• [The problem]: Every line that includes the word "zusätzlichen" is to be listed.

• [Extracted information]:
## Start
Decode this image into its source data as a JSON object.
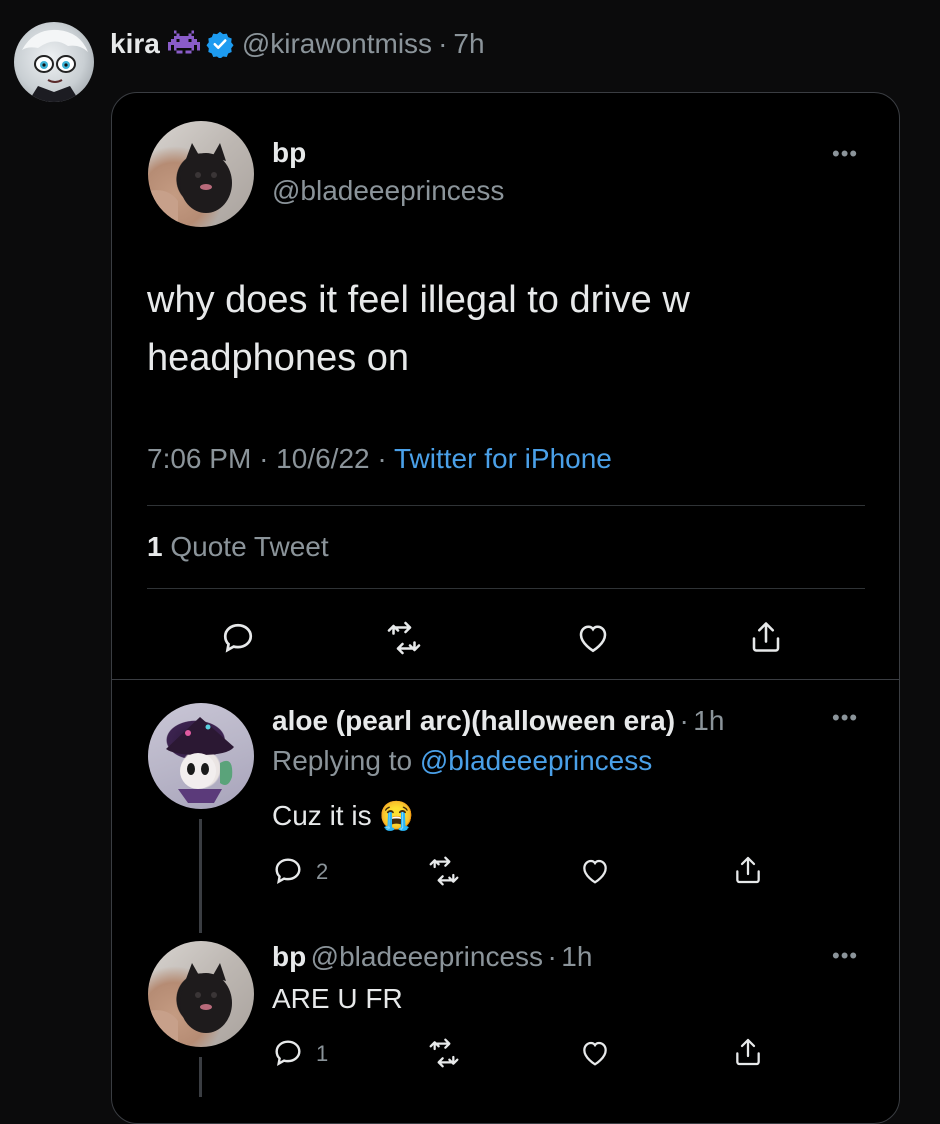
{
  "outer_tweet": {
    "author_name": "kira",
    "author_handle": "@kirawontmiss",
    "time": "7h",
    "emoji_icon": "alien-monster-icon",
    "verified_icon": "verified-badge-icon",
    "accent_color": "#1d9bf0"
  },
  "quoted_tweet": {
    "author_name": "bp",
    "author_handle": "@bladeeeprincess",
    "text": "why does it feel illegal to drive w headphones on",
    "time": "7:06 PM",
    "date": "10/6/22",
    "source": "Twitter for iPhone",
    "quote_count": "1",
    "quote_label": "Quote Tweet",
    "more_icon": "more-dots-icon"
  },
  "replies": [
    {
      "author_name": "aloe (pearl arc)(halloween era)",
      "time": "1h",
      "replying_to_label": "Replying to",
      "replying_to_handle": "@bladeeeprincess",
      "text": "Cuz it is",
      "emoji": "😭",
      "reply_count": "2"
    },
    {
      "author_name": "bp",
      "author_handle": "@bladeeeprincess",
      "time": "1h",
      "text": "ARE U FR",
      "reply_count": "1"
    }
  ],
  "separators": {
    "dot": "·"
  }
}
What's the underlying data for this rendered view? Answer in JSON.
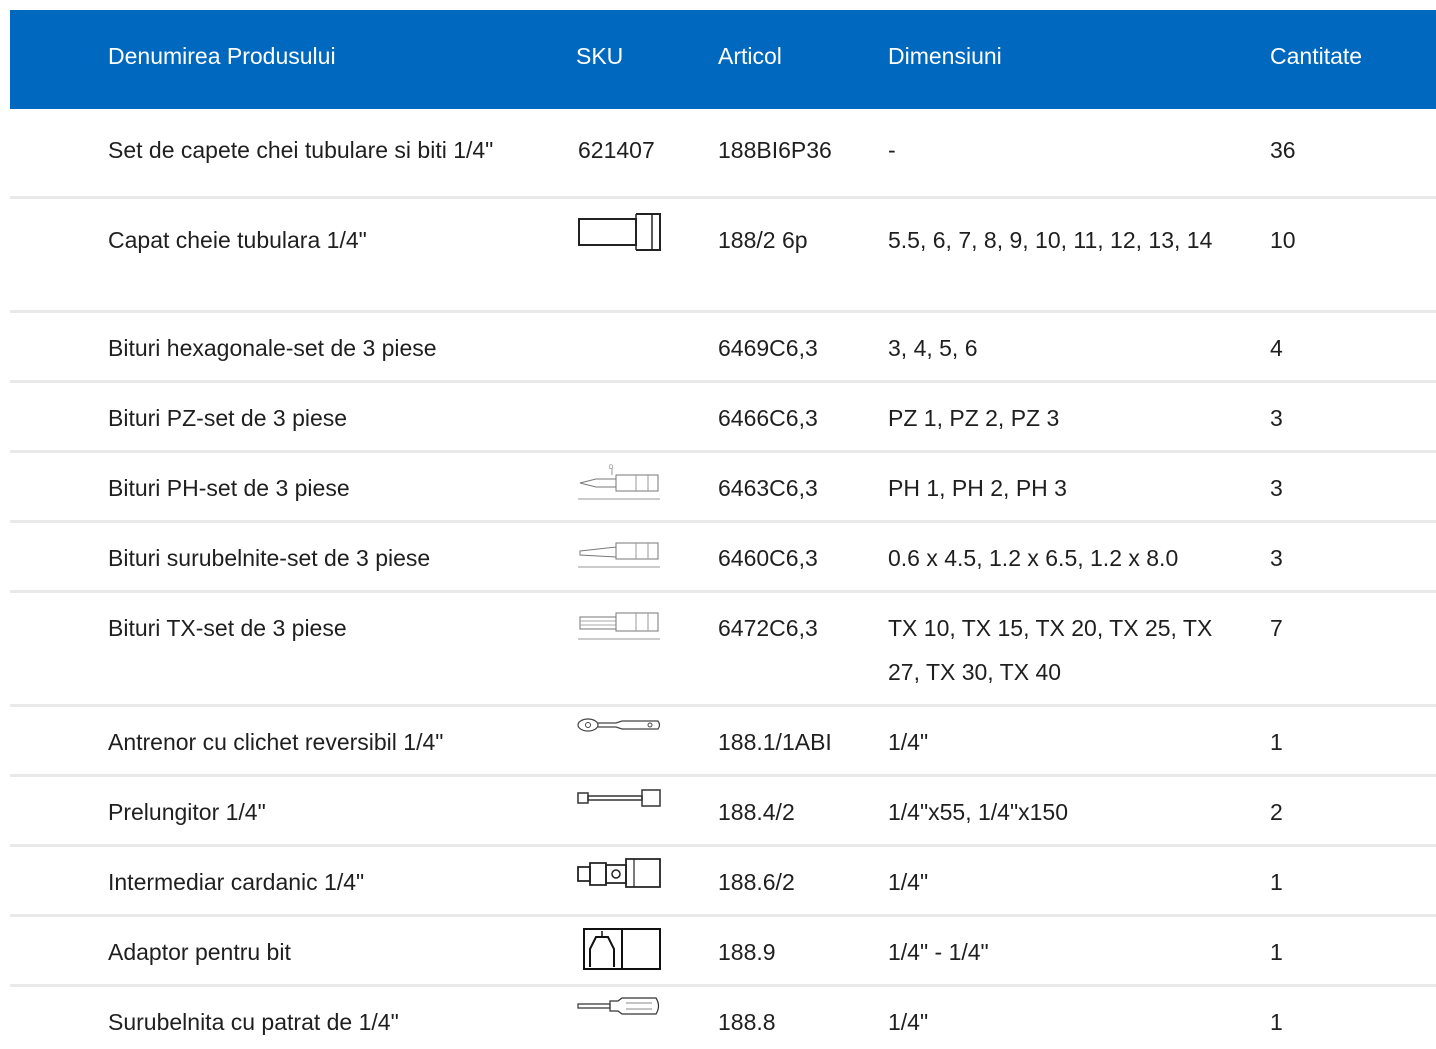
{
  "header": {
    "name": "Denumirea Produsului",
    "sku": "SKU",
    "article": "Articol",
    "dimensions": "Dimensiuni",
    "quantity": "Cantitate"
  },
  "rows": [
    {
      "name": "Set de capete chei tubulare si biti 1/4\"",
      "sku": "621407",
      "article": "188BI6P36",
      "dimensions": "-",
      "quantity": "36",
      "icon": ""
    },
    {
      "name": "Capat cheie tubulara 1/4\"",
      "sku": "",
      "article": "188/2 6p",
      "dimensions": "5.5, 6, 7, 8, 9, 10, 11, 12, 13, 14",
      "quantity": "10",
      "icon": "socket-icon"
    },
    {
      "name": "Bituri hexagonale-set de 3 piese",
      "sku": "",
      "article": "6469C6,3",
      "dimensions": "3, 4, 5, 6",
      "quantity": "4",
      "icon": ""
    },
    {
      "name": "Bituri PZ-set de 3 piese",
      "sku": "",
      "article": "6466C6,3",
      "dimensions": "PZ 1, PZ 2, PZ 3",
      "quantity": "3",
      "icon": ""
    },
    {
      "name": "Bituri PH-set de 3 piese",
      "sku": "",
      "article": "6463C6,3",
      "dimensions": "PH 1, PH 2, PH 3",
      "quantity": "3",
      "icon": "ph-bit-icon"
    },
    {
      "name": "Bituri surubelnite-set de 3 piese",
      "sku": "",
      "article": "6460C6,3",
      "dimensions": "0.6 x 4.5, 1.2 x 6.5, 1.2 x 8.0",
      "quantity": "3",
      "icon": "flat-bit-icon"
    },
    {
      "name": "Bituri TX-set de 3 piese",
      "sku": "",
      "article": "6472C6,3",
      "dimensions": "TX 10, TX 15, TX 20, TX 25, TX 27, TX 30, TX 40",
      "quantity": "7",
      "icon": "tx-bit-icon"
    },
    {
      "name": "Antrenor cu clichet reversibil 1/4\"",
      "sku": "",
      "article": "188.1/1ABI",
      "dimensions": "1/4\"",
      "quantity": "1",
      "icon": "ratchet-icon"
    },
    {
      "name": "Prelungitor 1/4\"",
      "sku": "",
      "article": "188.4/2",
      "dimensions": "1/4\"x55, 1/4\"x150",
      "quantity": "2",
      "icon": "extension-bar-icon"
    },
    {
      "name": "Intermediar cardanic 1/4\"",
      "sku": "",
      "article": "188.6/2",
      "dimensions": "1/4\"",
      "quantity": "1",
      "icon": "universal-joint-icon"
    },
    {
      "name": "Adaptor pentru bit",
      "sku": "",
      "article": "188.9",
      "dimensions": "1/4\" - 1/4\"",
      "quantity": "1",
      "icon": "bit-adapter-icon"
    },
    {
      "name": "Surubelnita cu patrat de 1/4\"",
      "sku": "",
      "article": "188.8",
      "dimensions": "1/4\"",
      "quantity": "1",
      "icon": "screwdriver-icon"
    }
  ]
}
## End
## Start
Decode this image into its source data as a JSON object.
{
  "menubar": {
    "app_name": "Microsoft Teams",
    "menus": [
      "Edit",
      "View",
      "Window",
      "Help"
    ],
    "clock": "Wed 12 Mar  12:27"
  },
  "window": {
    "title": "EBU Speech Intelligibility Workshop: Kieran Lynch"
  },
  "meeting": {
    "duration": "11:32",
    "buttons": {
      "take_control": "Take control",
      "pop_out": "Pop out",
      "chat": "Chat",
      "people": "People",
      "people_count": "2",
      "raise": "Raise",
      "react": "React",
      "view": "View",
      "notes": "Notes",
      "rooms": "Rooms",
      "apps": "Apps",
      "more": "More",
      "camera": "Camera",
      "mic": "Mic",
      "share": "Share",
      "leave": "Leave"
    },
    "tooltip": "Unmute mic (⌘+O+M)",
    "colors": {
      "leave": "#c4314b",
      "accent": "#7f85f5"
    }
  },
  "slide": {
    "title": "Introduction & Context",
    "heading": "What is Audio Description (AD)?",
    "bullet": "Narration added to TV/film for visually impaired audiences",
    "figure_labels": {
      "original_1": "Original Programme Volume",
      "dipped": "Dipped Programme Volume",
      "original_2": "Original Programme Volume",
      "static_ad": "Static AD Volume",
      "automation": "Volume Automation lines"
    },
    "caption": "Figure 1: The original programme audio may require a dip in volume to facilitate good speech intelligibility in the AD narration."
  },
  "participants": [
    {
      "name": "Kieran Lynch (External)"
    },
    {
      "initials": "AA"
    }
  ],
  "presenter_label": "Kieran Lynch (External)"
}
## End
## Start
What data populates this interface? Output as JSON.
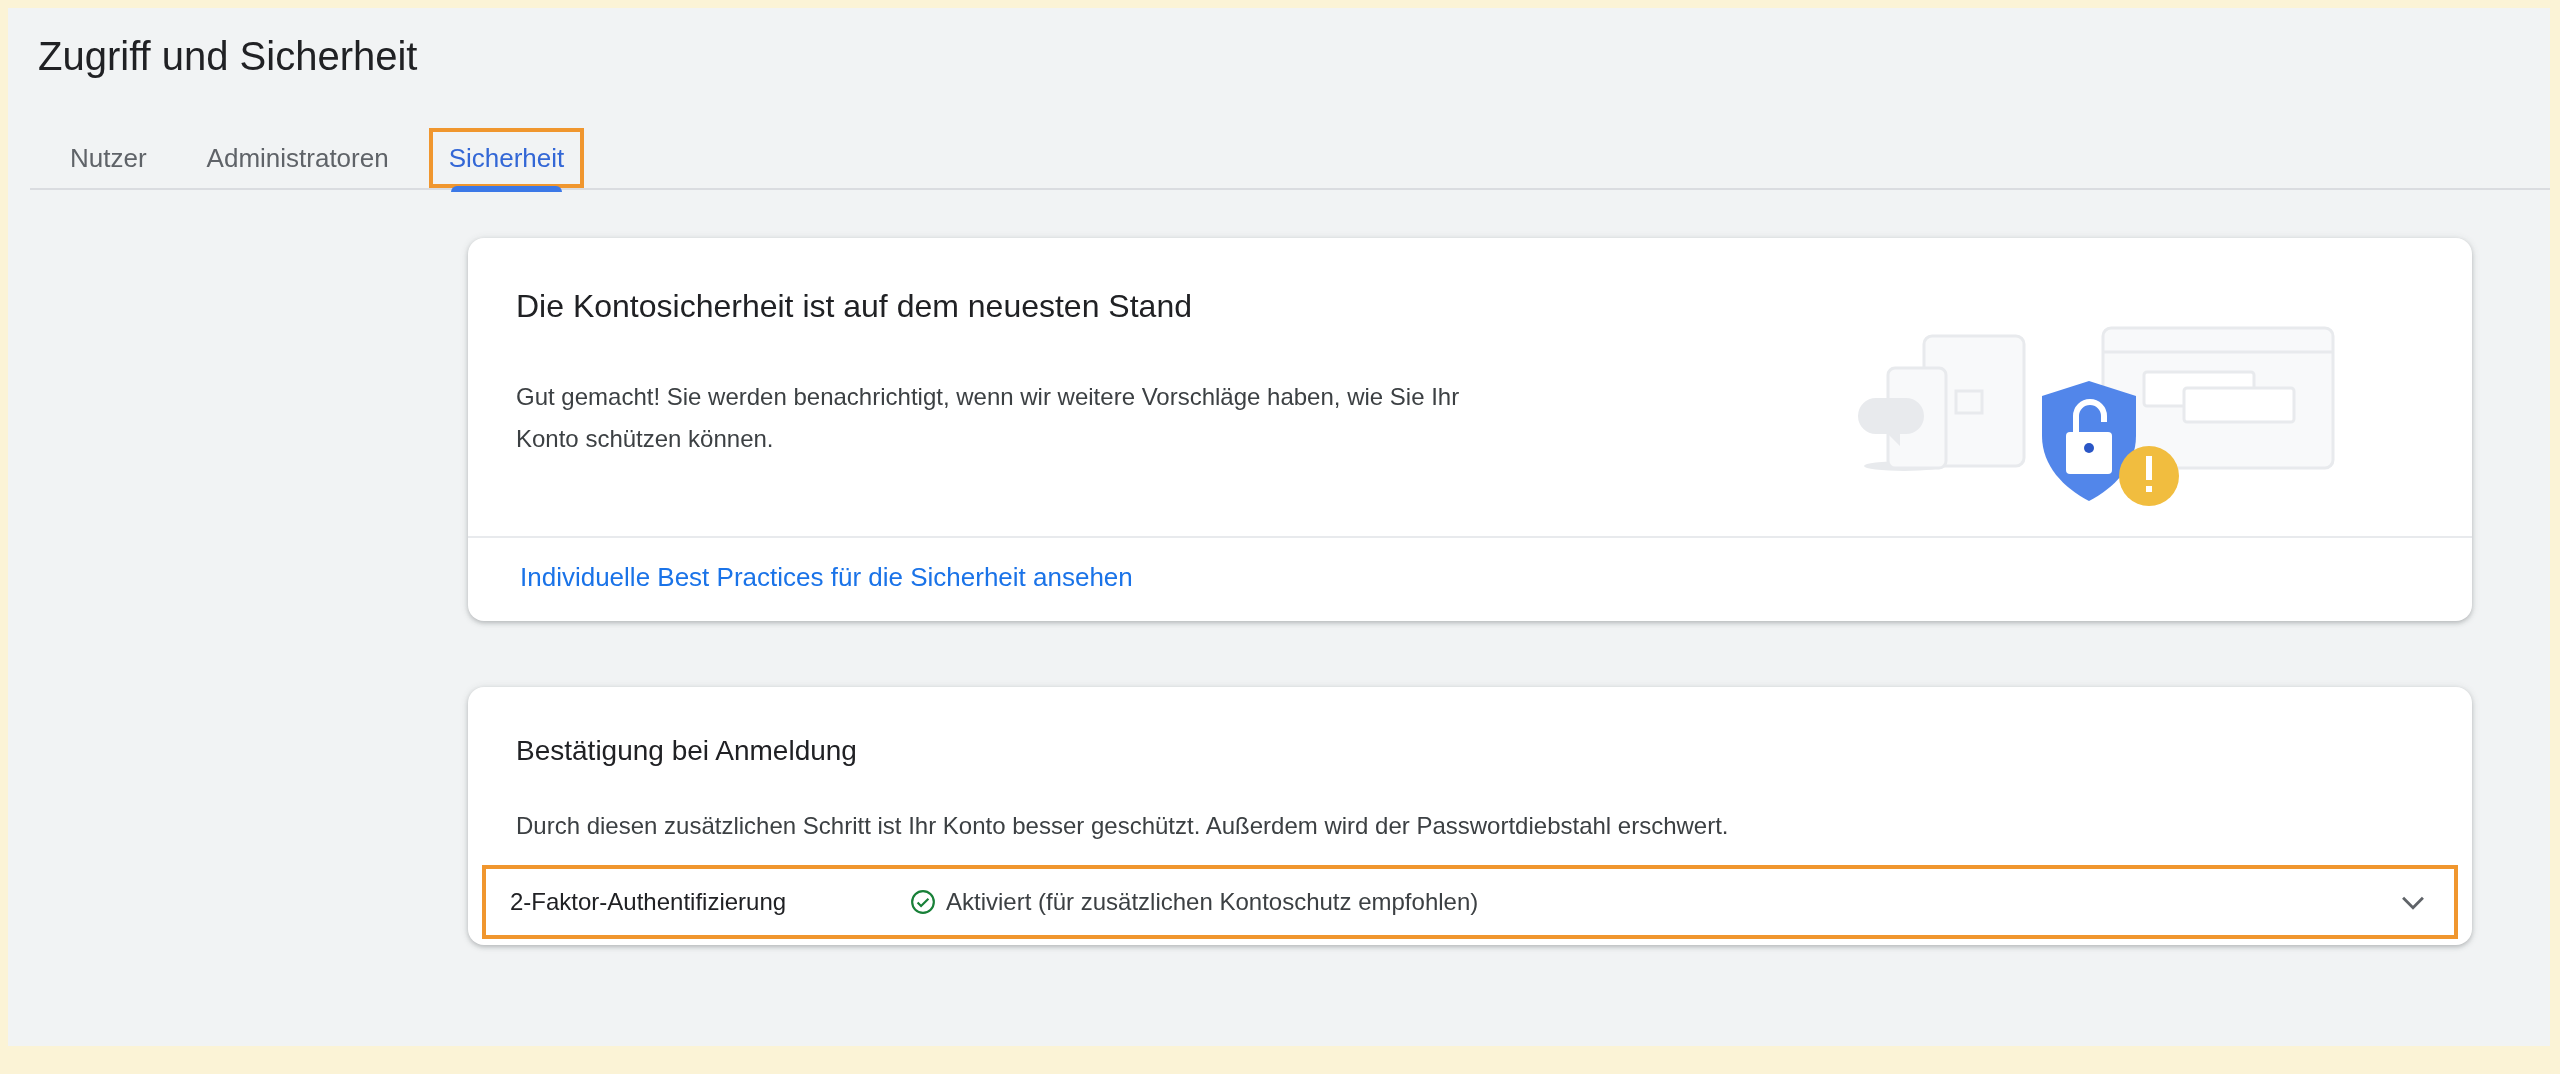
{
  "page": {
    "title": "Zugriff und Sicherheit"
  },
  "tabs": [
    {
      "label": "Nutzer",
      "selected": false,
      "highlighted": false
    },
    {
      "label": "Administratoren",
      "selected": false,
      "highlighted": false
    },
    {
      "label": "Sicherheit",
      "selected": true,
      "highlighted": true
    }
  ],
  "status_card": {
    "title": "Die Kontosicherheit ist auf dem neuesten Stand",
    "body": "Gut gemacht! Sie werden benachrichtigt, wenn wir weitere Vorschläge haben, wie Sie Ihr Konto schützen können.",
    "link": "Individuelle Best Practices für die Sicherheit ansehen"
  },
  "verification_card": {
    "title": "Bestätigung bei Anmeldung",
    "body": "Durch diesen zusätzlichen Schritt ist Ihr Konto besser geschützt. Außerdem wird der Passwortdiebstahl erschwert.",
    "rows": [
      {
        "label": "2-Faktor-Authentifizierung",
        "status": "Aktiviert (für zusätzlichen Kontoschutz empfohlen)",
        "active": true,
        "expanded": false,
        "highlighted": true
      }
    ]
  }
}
## End
• [Solution]:
    "body": "Durch diesen zusätzlichen Schritt ist Ihr Konto besser geschützt. Außerdem wird der Passwortdiebstahl erschwert.",
        "status": "Aktiviert (für zusätzlichen Kontoschutz empfohlen)",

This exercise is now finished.